What you are asked to do: Leave the pictures out. Return all other data exactly.

Material provided:
○ ○ ○ ○ ○ ○ ○

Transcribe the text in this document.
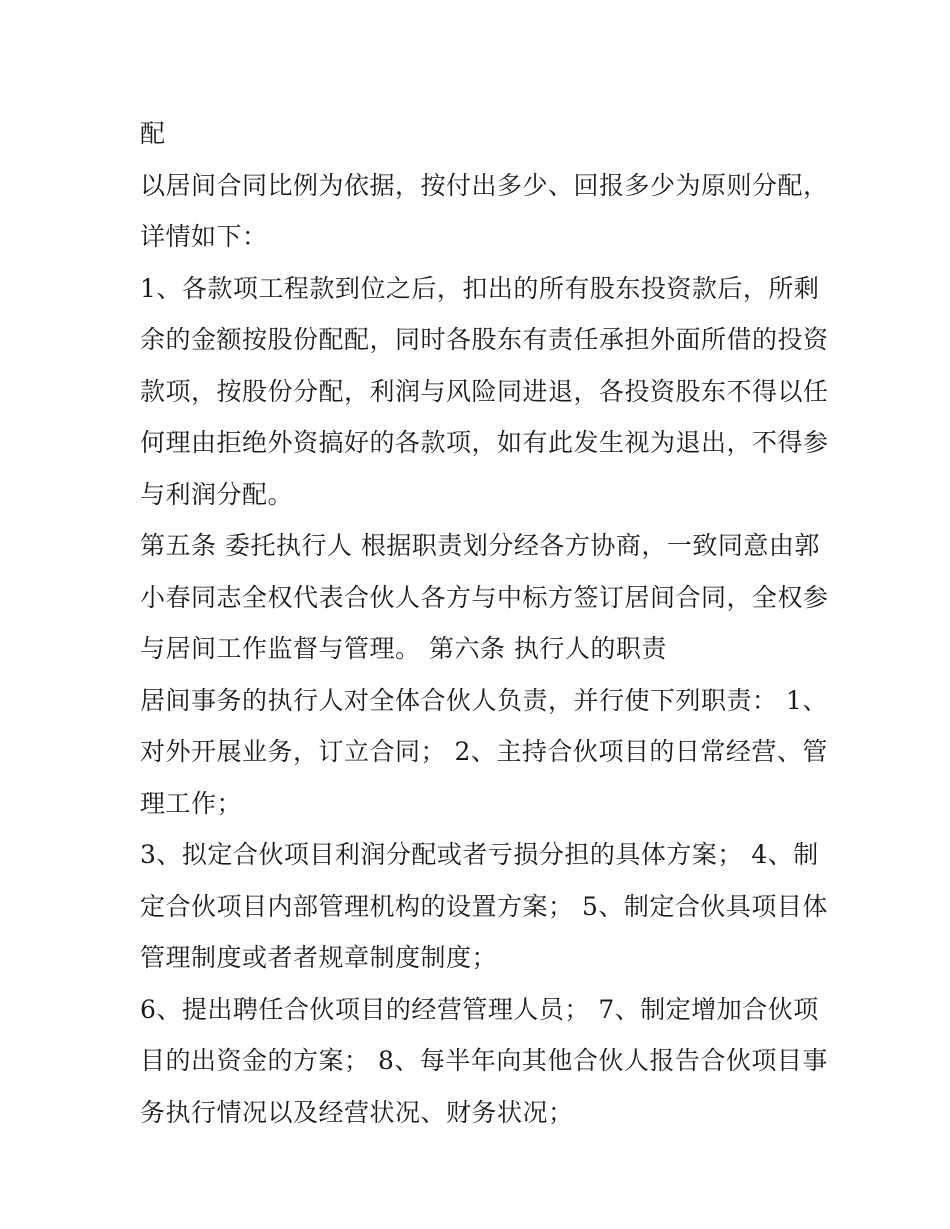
配
以居间合同比例为依据，按付出多少、回报多少为原则分配，
详情如下：
1、各款项工程款到位之后，扣出的所有股东投资款后，所剩
余的金额按股份配配，同时各股东有责任承担外面所借的投资
款项，按股份分配，利润与风险同进退，各投资股东不得以任
何理由拒绝外资搞好的各款项，如有此发生视为退出，不得参
与利润分配。
第五条 委托执行人 根据职责划分经各方协商，一致同意由郭
小春同志全权代表合伙人各方与中标方签订居间合同，全权参
与居间工作监督与管理。 第六条 执行人的职责
居间事务的执行人对全体合伙人负责，并行使下列职责： 1、
对外开展业务，订立合同； 2、主持合伙项目的日常经营、管
理工作；
3、拟定合伙项目利润分配或者亏损分担的具体方案； 4、制
定合伙项目内部管理机构的设置方案； 5、制定合伙具项目体
管理制度或者者规章制度制度；
6、提出聘任合伙项目的经营管理人员； 7、制定增加合伙项
目的出资金的方案； 8、每半年向其他合伙人报告合伙项目事
务执行情况以及经营状况、财务状况；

○ ○ ○ ○ ○ ○ ○

Task result:
Transcribe the text in this document.
配
以居间合同比例为依据，按付出多少、回报多少为原则分配，
详情如下：
1、各款项工程款到位之后，扣出的所有股东投资款后，所剩
余的金额按股份配配，同时各股东有责任承担外面所借的投资
款项，按股份分配，利润与风险同进退，各投资股东不得以任
何理由拒绝外资搞好的各款项，如有此发生视为退出，不得参
与利润分配。
第五条 委托执行人 根据职责划分经各方协商，一致同意由郭
小春同志全权代表合伙人各方与中标方签订居间合同，全权参
与居间工作监督与管理。 第六条 执行人的职责
居间事务的执行人对全体合伙人负责，并行使下列职责： 1、
对外开展业务，订立合同； 2、主持合伙项目的日常经营、管
理工作；
3、拟定合伙项目利润分配或者亏损分担的具体方案； 4、制
定合伙项目内部管理机构的设置方案； 5、制定合伙具项目体
管理制度或者者规章制度制度；
6、提出聘任合伙项目的经营管理人员； 7、制定增加合伙项
目的出资金的方案； 8、每半年向其他合伙人报告合伙项目事
务执行情况以及经营状况、财务状况；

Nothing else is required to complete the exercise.